RECORDS SHOWN:
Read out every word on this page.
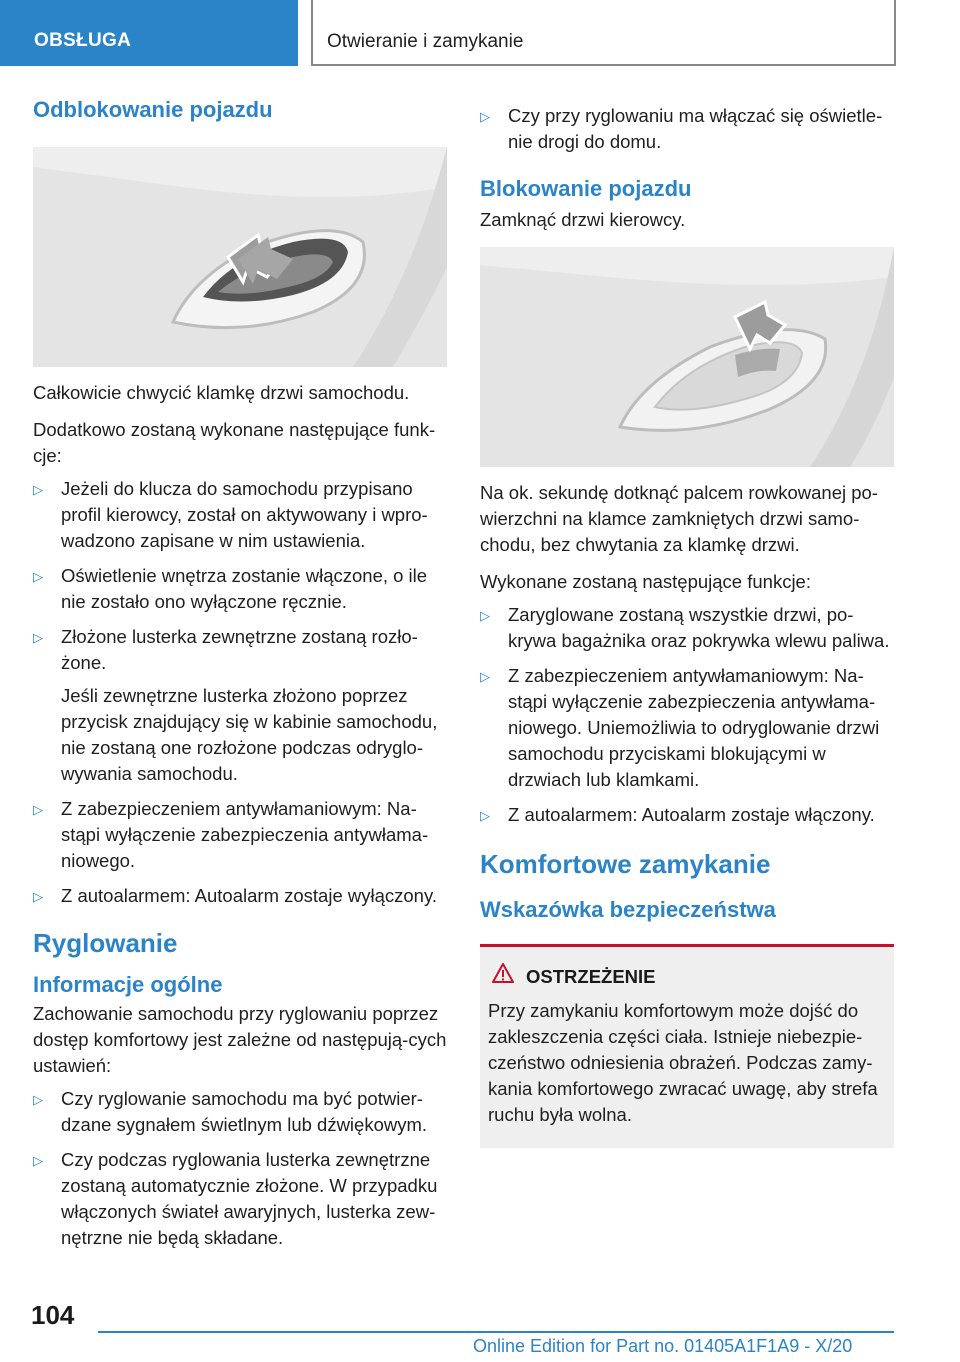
OBSŁUGA	Otwieranie i zamykanie
Odblokowanie pojazdu

Całkowicie chwycić klamkę drzwi samochodu.

Dodatkowo zostaną wykonane następujące funk-cje:

▷ Jeżeli do klucza do samochodu przypisano profil kierowcy, został on aktywowany i wpro-wadzono zapisane w nim ustawienia.
▷ Oświetlenie wnętrza zostanie włączone, o ile nie zostało ono wyłączone ręcznie.
▷ Złożone lusterka zewnętrzne zostaną rozło-żone.
Jeśli zewnętrzne lusterka złożono poprzez przycisk znajdujący się w kabinie samochodu, nie zostaną one rozłożone podczas odryglo-wywania samochodu.
▷ Z zabezpieczeniem antywłamaniowym: Na-stąpi wyłączenie zabezpieczenia antywłama-niowego.
▷ Z autoalarmem: Autoalarm zostaje wyłączony.
Ryglowanie
Informacje ogólne

Zachowanie samochodu przy ryglowaniu poprzez dostęp komfortowy jest zależne od następują-cych ustawień:

▷ Czy ryglowanie samochodu ma być potwier-dzane sygnałem świetlnym lub dźwiękowym.
▷ Czy podczas ryglowania lusterka zewnętrzne zostaną automatycznie złożone. W przypadku włączonych świateł awaryjnych, lusterka zew-nętrzne nie będą składane.
▷ Czy przy ryglowaniu ma włączać się oświetle-nie drogi do domu.
Blokowanie pojazdu

Zamknąć drzwi kierowcy.

Na ok. sekundę dotknąć palcem rowkowanej po-wierzchni na klamce zamkniętych drzwi samo-chodu, bez chwytania za klamkę drzwi.

Wykonane zostaną następujące funkcje:

▷ Zaryglowane zostaną wszystkie drzwi, po-krywa bagażnika oraz pokrywka wlewu paliwa.
▷ Z zabezpieczeniem antywłamaniowym: Na-stąpi wyłączenie zabezpieczenia antywłama-niowego. Uniemożliwia to odryglowanie drzwi samochodu przyciskami blokującymi w drzwiach lub klamkami.
▷ Z autoalarmem: Autoalarm zostaje włączony.
Komfortowe zamykanie
Wskazówka bezpieczeństwa
OSTRZEŻENIE

Przy zamykaniu komfortowym może dojść do zakleszczenia części ciała. Istnieje niebezpie-czeństwo odniesienia obrażeń. Podczas zamy-kania komfortowego zwracać uwagę, aby strefa ruchu była wolna.

104
Online Edition for Part no. 01405A1F1A9 - X/20
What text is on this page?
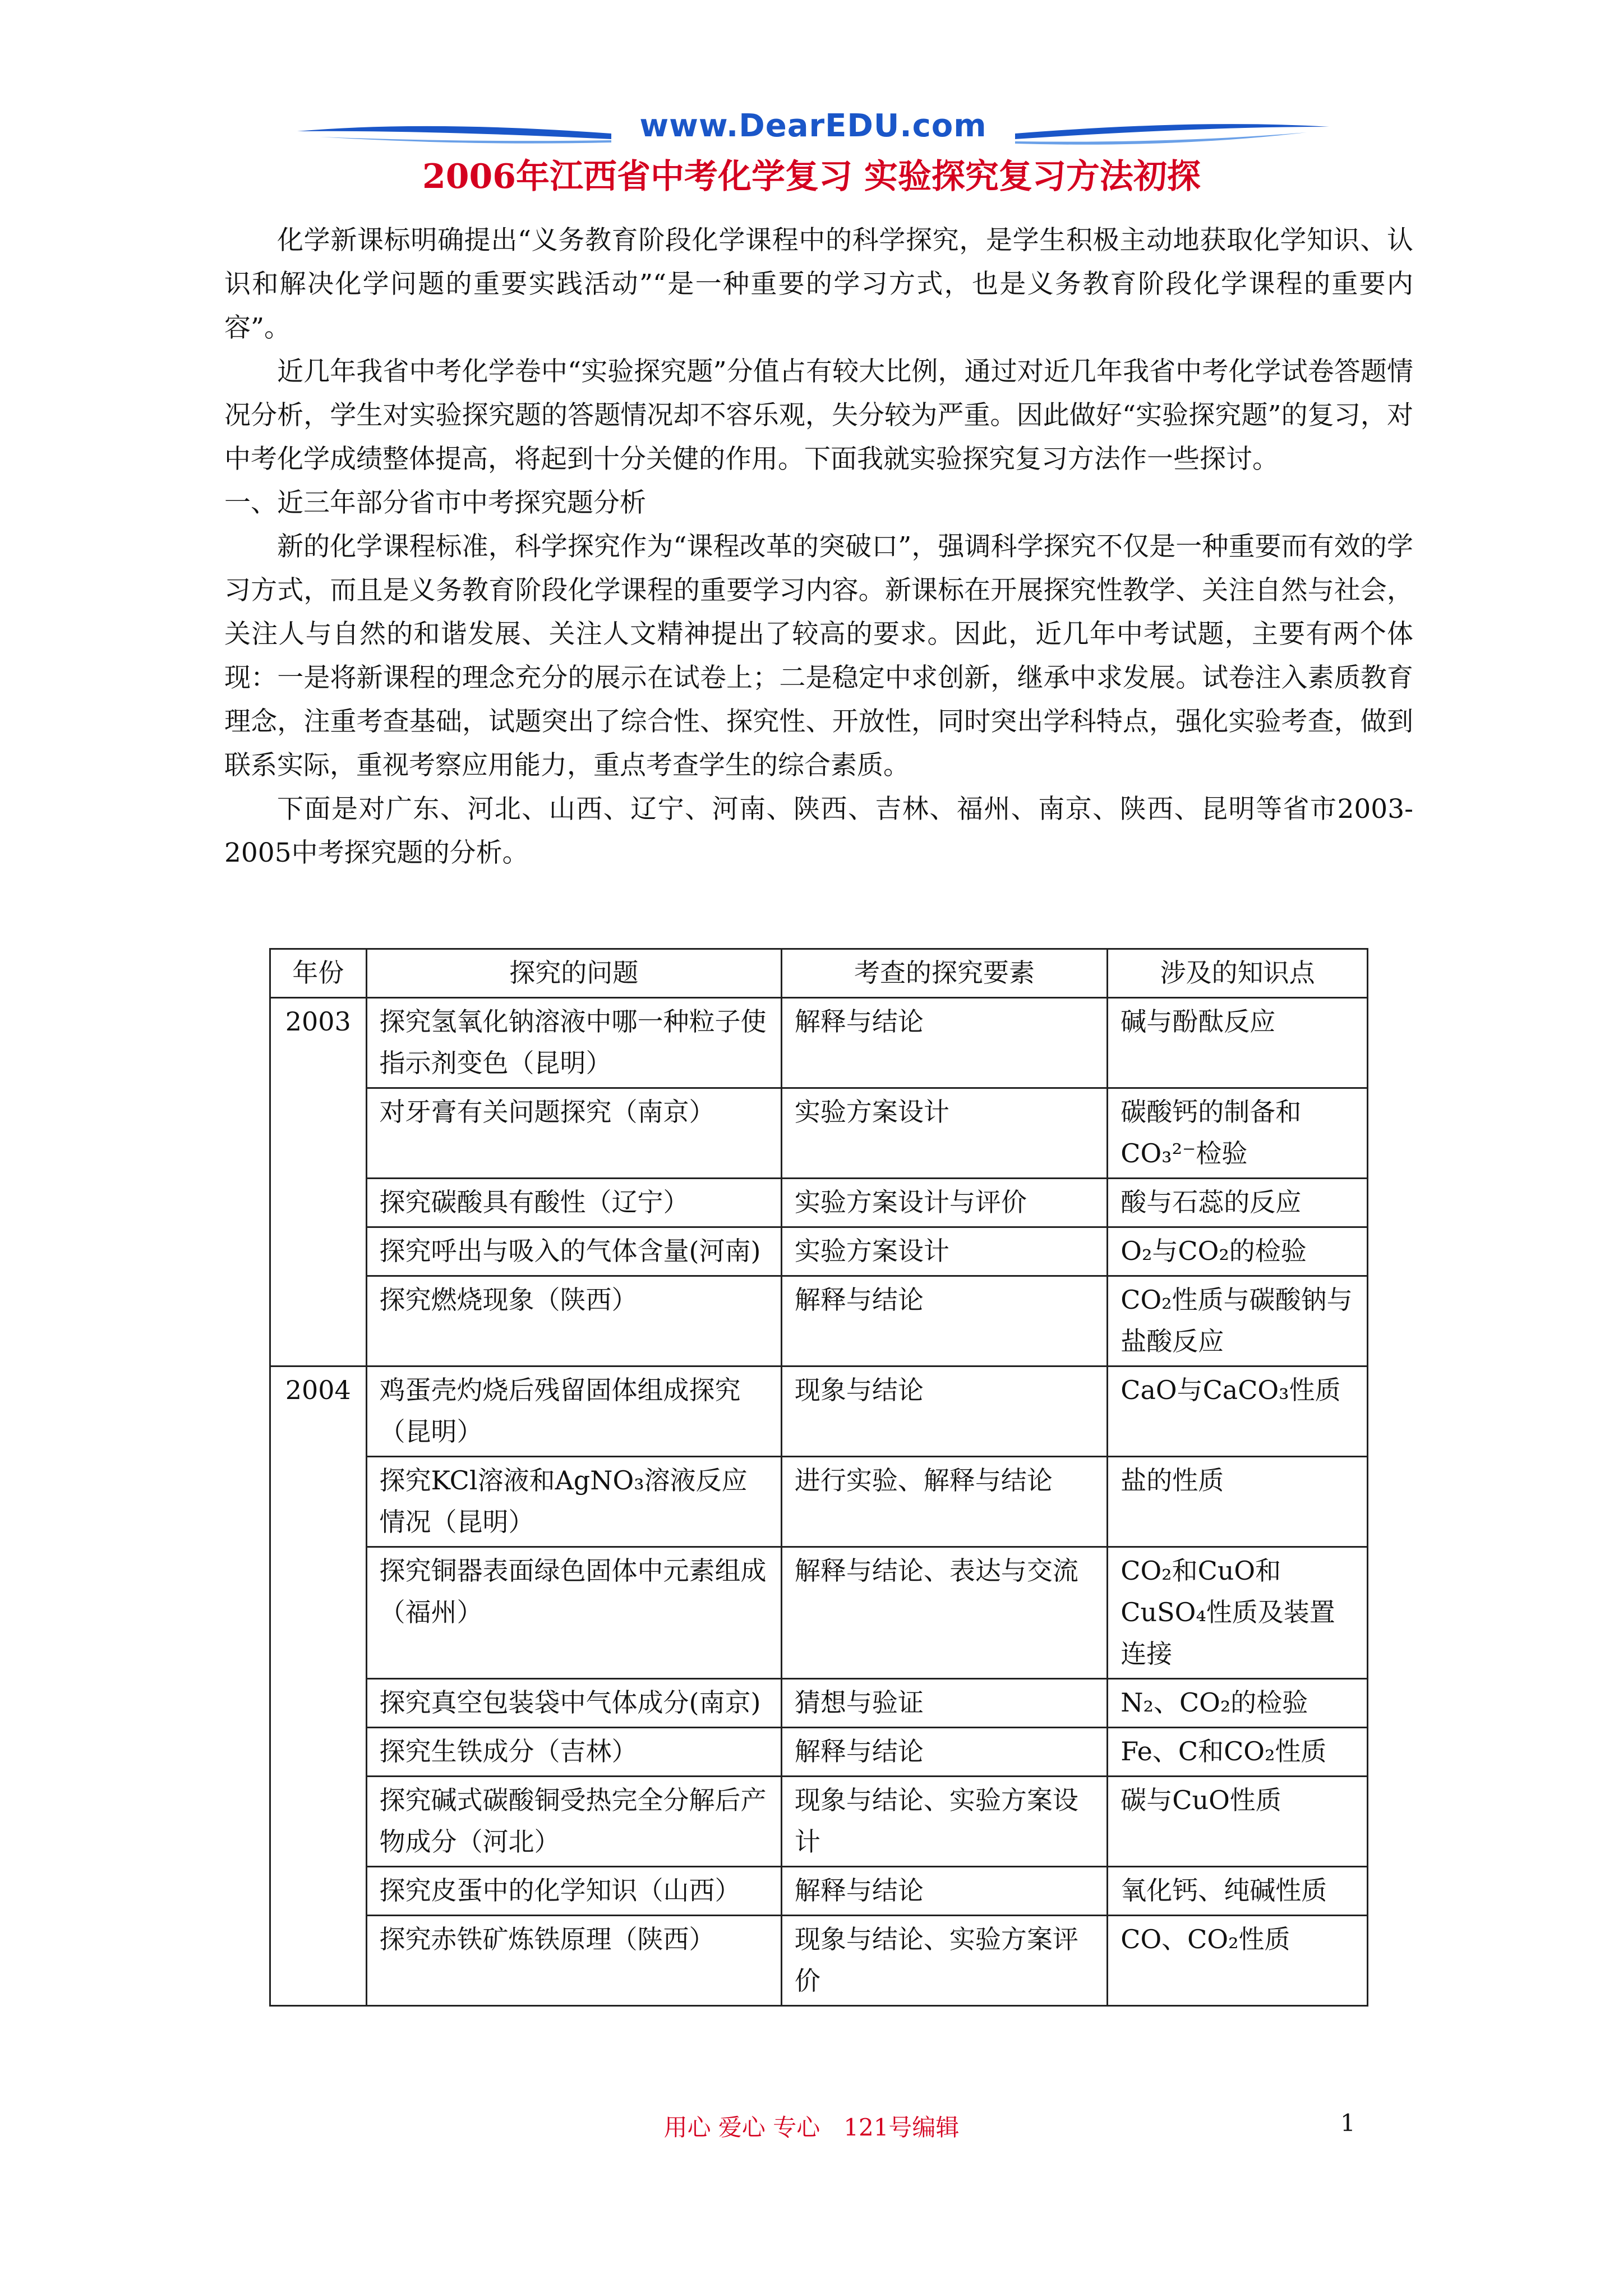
www.DearEDU.com
2006年江西省中考化学复习 实验探究复习方法初探

化学新课标明确提出“义务教育阶段化学课程中的科学探究，是学生积极主动地获取化学知识、认识和解决化学问题的重要实践活动”“是一种重要的学习方式，也是义务教育阶段化学课程的重要内容”。

近几年我省中考化学卷中“实验探究题”分值占有较大比例，通过对近几年我省中考化学试卷答题情况分析，学生对实验探究题的答题情况却不容乐观，失分较为严重。因此做好“实验探究题”的复习，对中考化学成绩整体提高，将起到十分关健的作用。下面我就实验探究复习方法作一些探讨。

一、近三年部分省市中考探究题分析

新的化学课程标准，科学探究作为“课程改革的突破口”，强调科学探究不仅是一种重要而有效的学习方式，而且是义务教育阶段化学课程的重要学习内容。新课标在开展探究性教学、关注自然与社会，关注人与自然的和谐发展、关注人文精神提出了较高的要求。因此，近几年中考试题，主要有两个体现：一是将新课程的理念充分的展示在试卷上；二是稳定中求创新，继承中求发展。试卷注入素质教育理念，注重考查基础，试题突出了综合性、探究性、开放性，同时突出学科特点，强化实验考查，做到联系实际，重视考察应用能力，重点考查学生的综合素质。

下面是对广东、河北、山西、辽宁、河南、陕西、吉林、福州、南京、陕西、昆明等省市2003-2005中考探究题的分析。

年份	探究的问题	考查的探究要素	涉及的知识点
2003	探究氢氧化钠溶液中哪一种粒子使指示剂变色（昆明）	解释与结论	碱与酚酞反应
	对牙膏有关问题探究（南京）	实验方案设计	碳酸钙的制备和CO₃²⁻检验
	探究碳酸具有酸性（辽宁）	实验方案设计与评价	酸与石蕊的反应
	探究呼出与吸入的气体含量(河南)	实验方案设计	O₂与CO₂的检验
	探究燃烧现象（陕西）	解释与结论	CO₂性质与碳酸钠与盐酸反应
2004	鸡蛋壳灼烧后残留固体组成探究（昆明）	现象与结论	CaO与CaCO₃性质
	探究KCl溶液和AgNO₃溶液反应情况（昆明）	进行实验、解释与结论	盐的性质
	探究铜器表面绿色固体中元素组成（福州）	解释与结论、表达与交流	CO₂和CuO和CuSO₄性质及装置连接
	探究真空包装袋中气体成分(南京)	猜想与验证	N₂、CO₂的检验
	探究生铁成分（吉林）	解释与结论	Fe、C和CO₂性质
	探究碱式碳酸铜受热完全分解后产物成分（河北）	现象与结论、实验方案设计	碳与CuO性质
	探究皮蛋中的化学知识（山西）	解释与结论	氧化钙、纯碱性质
	探究赤铁矿炼铁原理（陕西）	现象与结论、实验方案评价	CO、CO₂性质
用心 爱心 专心　121号编辑	1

WHAT TO WORK ON:
Every entry must be transcribed exactly. Pictures do not belong in the copy.

TASK OUTPUT:
Read out every word on this page.
OBSŁUGA	Otwieranie i zamykanie
Odblokowanie pojazdu

Całkowicie chwycić klamkę drzwi samochodu.

Dodatkowo zostaną wykonane następujące funk-cje:

▷ Jeżeli do klucza do samochodu przypisano profil kierowcy, został on aktywowany i wpro-wadzono zapisane w nim ustawienia.
▷ Oświetlenie wnętrza zostanie włączone, o ile nie zostało ono wyłączone ręcznie.
▷ Złożone lusterka zewnętrzne zostaną rozło-żone.
Jeśli zewnętrzne lusterka złożono poprzez przycisk znajdujący się w kabinie samochodu, nie zostaną one rozłożone podczas odryglo-wywania samochodu.
▷ Z zabezpieczeniem antywłamaniowym: Na-stąpi wyłączenie zabezpieczenia antywłama-niowego.
▷ Z autoalarmem: Autoalarm zostaje wyłączony.
Ryglowanie
Informacje ogólne

Zachowanie samochodu przy ryglowaniu poprzez dostęp komfortowy jest zależne od następują-cych ustawień:

▷ Czy ryglowanie samochodu ma być potwier-dzane sygnałem świetlnym lub dźwiękowym.
▷ Czy podczas ryglowania lusterka zewnętrzne zostaną automatycznie złożone. W przypadku włączonych świateł awaryjnych, lusterka zew-nętrzne nie będą składane.
▷ Czy przy ryglowaniu ma włączać się oświetle-nie drogi do domu.
Blokowanie pojazdu

Zamknąć drzwi kierowcy.

Na ok. sekundę dotknąć palcem rowkowanej po-wierzchni na klamce zamkniętych drzwi samo-chodu, bez chwytania za klamkę drzwi.

Wykonane zostaną następujące funkcje:

▷ Zaryglowane zostaną wszystkie drzwi, po-krywa bagażnika oraz pokrywka wlewu paliwa.
▷ Z zabezpieczeniem antywłamaniowym: Na-stąpi wyłączenie zabezpieczenia antywłama-niowego. Uniemożliwia to odryglowanie drzwi samochodu przyciskami blokującymi w drzwiach lub klamkami.
▷ Z autoalarmem: Autoalarm zostaje włączony.
Komfortowe zamykanie
Wskazówka bezpieczeństwa
OSTRZEŻENIE

Przy zamykaniu komfortowym może dojść do zakleszczenia części ciała. Istnieje niebezpie-czeństwo odniesienia obrażeń. Podczas zamy-kania komfortowego zwracać uwagę, aby strefa ruchu była wolna.

104
Online Edition for Part no. 01405A1F1A9 - X/20
What text is on this page?
www.DearEDU.com
2006年江西省中考化学复习 实验探究复习方法初探

化学新课标明确提出“义务教育阶段化学课程中的科学探究，是学生积极主动地获取化学知识、认识和解决化学问题的重要实践活动”“是一种重要的学习方式，也是义务教育阶段化学课程的重要内容”。

近几年我省中考化学卷中“实验探究题”分值占有较大比例，通过对近几年我省中考化学试卷答题情况分析，学生对实验探究题的答题情况却不容乐观，失分较为严重。因此做好“实验探究题”的复习，对中考化学成绩整体提高，将起到十分关健的作用。下面我就实验探究复习方法作一些探讨。

一、近三年部分省市中考探究题分析

新的化学课程标准，科学探究作为“课程改革的突破口”，强调科学探究不仅是一种重要而有效的学习方式，而且是义务教育阶段化学课程的重要学习内容。新课标在开展探究性教学、关注自然与社会，关注人与自然的和谐发展、关注人文精神提出了较高的要求。因此，近几年中考试题，主要有两个体现：一是将新课程的理念充分的展示在试卷上；二是稳定中求创新，继承中求发展。试卷注入素质教育理念，注重考查基础，试题突出了综合性、探究性、开放性，同时突出学科特点，强化实验考查，做到联系实际，重视考察应用能力，重点考查学生的综合素质。

下面是对广东、河北、山西、辽宁、河南、陕西、吉林、福州、南京、陕西、昆明等省市2003-2005中考探究题的分析。

年份	探究的问题	考查的探究要素	涉及的知识点
2003	探究氢氧化钠溶液中哪一种粒子使指示剂变色（昆明）	解释与结论	碱与酚酞反应
	对牙膏有关问题探究（南京）	实验方案设计	碳酸钙的制备和CO₃²⁻检验
	探究碳酸具有酸性（辽宁）	实验方案设计与评价	酸与石蕊的反应
	探究呼出与吸入的气体含量(河南)	实验方案设计	O₂与CO₂的检验
	探究燃烧现象（陕西）	解释与结论	CO₂性质与碳酸钠与盐酸反应
2004	鸡蛋壳灼烧后残留固体组成探究（昆明）	现象与结论	CaO与CaCO₃性质
	探究KCl溶液和AgNO₃溶液反应情况（昆明）	进行实验、解释与结论	盐的性质
	探究铜器表面绿色固体中元素组成（福州）	解释与结论、表达与交流	CO₂和CuO和CuSO₄性质及装置连接
	探究真空包装袋中气体成分(南京)	猜想与验证	N₂、CO₂的检验
	探究生铁成分（吉林）	解释与结论	Fe、C和CO₂性质
	探究碱式碳酸铜受热完全分解后产物成分（河北）	现象与结论、实验方案设计	碳与CuO性质
	探究皮蛋中的化学知识（山西）	解释与结论	氧化钙、纯碱性质
	探究赤铁矿炼铁原理（陕西）	现象与结论、实验方案评价	CO、CO₂性质
用心 爱心 专心　121号编辑	1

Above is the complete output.